▸ AIM OF THE TASK:
Report only the count of lines below that contain the string "text", matched case-sensitively.

----- INPUT FOR THIS TASK

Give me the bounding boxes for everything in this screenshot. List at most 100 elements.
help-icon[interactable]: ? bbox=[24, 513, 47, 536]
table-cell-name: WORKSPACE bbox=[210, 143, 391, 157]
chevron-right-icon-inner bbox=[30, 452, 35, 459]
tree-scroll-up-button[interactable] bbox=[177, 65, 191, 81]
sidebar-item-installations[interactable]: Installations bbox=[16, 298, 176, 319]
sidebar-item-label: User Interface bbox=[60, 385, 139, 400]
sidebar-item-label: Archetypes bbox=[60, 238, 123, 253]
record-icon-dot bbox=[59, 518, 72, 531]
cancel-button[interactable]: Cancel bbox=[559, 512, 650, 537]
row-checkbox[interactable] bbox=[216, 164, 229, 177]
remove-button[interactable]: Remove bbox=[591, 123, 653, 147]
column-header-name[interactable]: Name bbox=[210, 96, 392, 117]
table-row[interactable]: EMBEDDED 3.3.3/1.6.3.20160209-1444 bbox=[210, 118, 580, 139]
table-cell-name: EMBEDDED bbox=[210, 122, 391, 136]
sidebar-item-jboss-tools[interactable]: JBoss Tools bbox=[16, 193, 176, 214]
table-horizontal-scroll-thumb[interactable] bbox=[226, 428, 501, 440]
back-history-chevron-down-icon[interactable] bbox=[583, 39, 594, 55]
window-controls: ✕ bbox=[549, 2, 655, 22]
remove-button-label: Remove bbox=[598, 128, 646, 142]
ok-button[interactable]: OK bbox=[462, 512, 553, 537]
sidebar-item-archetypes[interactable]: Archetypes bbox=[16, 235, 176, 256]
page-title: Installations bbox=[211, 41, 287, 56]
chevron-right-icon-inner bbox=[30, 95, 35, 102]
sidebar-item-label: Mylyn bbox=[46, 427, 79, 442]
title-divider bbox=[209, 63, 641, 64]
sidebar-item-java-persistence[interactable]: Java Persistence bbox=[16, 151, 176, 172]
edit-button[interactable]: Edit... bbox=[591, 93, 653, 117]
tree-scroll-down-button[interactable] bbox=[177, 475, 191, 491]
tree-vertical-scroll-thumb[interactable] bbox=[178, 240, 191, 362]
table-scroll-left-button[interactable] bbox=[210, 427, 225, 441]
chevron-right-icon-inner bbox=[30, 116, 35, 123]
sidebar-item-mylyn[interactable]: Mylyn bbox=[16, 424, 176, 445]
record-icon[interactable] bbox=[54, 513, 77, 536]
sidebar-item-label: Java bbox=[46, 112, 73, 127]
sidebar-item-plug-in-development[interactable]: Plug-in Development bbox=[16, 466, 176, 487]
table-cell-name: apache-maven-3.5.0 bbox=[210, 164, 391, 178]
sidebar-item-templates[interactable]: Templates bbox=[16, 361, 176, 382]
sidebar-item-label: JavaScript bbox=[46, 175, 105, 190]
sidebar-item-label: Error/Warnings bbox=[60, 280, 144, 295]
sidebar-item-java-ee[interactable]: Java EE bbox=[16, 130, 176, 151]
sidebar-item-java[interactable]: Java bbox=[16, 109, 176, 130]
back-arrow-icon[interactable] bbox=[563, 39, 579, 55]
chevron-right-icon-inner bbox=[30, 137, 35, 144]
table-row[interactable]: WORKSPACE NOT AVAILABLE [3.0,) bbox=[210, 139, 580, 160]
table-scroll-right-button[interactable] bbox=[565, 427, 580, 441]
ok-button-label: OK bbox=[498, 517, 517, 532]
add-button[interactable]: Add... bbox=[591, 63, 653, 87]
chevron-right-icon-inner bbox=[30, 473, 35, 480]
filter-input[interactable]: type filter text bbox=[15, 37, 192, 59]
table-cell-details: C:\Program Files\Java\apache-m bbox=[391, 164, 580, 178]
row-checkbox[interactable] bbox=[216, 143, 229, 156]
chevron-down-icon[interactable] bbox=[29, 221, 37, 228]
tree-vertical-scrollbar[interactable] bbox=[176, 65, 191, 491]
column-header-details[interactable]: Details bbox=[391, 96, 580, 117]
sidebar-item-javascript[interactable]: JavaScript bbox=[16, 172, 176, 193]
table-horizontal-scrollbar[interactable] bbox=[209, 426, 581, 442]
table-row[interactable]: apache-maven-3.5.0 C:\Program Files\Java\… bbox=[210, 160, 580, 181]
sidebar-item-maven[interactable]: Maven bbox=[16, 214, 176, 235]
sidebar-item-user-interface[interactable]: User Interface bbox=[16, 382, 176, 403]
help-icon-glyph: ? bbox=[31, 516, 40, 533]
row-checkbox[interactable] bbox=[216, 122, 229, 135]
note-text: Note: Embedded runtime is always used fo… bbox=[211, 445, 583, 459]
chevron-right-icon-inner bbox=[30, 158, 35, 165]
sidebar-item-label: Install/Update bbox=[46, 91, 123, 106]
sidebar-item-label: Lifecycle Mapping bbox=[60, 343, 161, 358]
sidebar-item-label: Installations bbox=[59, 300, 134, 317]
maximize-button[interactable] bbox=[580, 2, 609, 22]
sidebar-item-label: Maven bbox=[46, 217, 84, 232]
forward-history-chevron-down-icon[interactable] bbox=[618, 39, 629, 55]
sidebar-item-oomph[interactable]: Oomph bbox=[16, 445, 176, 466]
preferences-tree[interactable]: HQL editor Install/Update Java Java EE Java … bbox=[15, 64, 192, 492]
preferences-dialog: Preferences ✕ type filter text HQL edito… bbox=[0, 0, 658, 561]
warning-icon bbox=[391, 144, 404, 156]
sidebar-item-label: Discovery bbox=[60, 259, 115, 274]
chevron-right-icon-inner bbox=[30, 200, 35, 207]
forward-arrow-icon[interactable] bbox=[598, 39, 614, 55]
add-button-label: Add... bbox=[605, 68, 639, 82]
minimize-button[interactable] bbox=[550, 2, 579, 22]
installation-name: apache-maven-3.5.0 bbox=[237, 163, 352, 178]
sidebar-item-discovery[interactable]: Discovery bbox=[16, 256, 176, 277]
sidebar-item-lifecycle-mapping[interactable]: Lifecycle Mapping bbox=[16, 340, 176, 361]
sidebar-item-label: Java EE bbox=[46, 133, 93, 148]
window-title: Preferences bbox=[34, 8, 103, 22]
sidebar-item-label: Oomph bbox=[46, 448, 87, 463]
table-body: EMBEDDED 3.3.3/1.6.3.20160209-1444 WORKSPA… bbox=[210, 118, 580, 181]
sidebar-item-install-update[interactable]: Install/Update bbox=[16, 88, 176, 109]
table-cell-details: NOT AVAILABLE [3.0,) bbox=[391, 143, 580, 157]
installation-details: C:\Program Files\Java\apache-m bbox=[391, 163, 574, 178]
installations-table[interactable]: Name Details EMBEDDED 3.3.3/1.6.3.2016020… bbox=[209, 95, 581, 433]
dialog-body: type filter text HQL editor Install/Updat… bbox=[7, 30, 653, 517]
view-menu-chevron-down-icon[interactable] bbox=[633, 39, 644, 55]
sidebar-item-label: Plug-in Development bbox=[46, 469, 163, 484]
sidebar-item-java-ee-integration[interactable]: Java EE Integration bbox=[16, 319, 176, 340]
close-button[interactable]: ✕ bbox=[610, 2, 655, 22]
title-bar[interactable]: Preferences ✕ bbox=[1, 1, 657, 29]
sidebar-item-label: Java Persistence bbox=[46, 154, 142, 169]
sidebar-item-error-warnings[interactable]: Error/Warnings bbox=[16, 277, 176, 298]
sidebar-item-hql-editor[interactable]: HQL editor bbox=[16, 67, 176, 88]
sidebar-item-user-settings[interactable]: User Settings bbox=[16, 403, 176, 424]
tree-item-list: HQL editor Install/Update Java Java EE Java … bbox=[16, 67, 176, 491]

----------

▸ EXERCISE RESPONSE:
4